To be done: What do the lines from the one containing "OCR this image." through the end of the entries say? Quote them exactly, and only them.
━━━━━━━━━━━━━━━━━━━━
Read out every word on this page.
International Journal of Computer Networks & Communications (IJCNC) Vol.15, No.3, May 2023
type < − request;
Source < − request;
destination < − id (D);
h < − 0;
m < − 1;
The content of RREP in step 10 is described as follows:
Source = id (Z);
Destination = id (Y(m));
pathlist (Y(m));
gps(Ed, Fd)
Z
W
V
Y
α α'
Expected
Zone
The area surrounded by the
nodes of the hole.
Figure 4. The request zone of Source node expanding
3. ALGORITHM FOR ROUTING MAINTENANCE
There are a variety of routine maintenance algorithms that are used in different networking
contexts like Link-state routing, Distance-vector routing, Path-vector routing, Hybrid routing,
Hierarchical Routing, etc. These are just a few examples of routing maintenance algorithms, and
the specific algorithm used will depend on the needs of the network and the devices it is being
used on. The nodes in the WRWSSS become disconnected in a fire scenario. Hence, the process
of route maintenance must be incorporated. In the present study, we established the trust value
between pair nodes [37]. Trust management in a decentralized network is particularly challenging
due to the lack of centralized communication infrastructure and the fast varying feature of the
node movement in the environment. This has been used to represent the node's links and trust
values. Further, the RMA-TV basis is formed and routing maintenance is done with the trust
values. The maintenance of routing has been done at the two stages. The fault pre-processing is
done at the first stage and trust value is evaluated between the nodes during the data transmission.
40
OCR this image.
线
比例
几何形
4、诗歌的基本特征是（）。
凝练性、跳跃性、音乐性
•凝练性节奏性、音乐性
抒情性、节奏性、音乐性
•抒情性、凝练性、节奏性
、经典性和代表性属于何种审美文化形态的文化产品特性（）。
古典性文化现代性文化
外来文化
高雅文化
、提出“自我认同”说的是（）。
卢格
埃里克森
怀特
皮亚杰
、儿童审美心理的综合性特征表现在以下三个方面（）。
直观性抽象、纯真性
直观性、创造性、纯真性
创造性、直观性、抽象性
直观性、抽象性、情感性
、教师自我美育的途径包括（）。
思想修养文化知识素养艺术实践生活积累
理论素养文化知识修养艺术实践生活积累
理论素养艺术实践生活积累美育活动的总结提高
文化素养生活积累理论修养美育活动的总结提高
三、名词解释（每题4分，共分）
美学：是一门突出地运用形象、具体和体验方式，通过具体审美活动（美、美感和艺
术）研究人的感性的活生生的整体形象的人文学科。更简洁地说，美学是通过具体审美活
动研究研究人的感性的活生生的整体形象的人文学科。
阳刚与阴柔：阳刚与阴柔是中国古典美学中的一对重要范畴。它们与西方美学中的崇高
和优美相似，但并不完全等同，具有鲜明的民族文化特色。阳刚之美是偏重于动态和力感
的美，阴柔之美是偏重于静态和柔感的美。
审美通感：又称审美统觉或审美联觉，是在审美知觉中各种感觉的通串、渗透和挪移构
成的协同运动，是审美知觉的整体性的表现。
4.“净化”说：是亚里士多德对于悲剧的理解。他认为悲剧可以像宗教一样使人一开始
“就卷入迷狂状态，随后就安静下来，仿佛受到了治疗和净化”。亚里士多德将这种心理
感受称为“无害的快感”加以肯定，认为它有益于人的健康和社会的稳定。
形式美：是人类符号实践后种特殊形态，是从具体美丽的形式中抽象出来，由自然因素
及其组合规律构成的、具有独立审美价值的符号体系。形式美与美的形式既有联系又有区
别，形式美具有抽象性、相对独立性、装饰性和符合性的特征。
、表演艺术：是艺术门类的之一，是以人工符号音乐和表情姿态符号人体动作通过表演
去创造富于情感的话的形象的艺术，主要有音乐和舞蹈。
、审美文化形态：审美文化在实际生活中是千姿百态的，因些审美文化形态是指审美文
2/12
━━━━━━━━━━━━━━━━━━━━
Final result:
OCR this image.
线
比例
几何形
4、诗歌的基本特征是（）。
凝练性、跳跃性、音乐性
•凝练性节奏性、音乐性
抒情性、节奏性、音乐性
•抒情性、凝练性、节奏性
、经典性和代表性属于何种审美文化形态的文化产品特性（）。
古典性文化现代性文化
外来文化
高雅文化
、提出“自我认同”说的是（）。
卢格
埃里克森
怀特
皮亚杰
、儿童审美心理的综合性特征表现在以下三个方面（）。
直观性抽象、纯真性
直观性、创造性、纯真性
创造性、直观性、抽象性
直观性、抽象性、情感性
、教师自我美育的途径包括（）。
思想修养文化知识素养艺术实践生活积累
理论素养文化知识修养艺术实践生活积累
理论素养艺术实践生活积累美育活动的总结提高
文化素养生活积累理论修养美育活动的总结提高
三、名词解释（每题4分，共分）
美学：是一门突出地运用形象、具体和体验方式，通过具体审美活动（美、美感和艺
术）研究人的感性的活生生的整体形象的人文学科。更简洁地说，美学是通过具体审美活
动研究研究人的感性的活生生的整体形象的人文学科。
阳刚与阴柔：阳刚与阴柔是中国古典美学中的一对重要范畴。它们与西方美学中的崇高
和优美相似，但并不完全等同，具有鲜明的民族文化特色。阳刚之美是偏重于动态和力感
的美，阴柔之美是偏重于静态和柔感的美。
审美通感：又称审美统觉或审美联觉，是在审美知觉中各种感觉的通串、渗透和挪移构
成的协同运动，是审美知觉的整体性的表现。
4.“净化”说：是亚里士多德对于悲剧的理解。他认为悲剧可以像宗教一样使人一开始
“就卷入迷狂状态，随后就安静下来，仿佛受到了治疗和净化”。亚里士多德将这种心理
感受称为“无害的快感”加以肯定，认为它有益于人的健康和社会的稳定。
形式美：是人类符号实践后种特殊形态，是从具体美丽的形式中抽象出来，由自然因素
及其组合规律构成的、具有独立审美价值的符号体系。形式美与美的形式既有联系又有区
别，形式美具有抽象性、相对独立性、装饰性和符合性的特征。
、表演艺术：是艺术门类的之一，是以人工符号音乐和表情姿态符号人体动作通过表演
去创造富于情感的话的形象的艺术，主要有音乐和舞蹈。
、审美文化形态：审美文化在实际生活中是千姿百态的，因些审美文化形态是指审美文
2/12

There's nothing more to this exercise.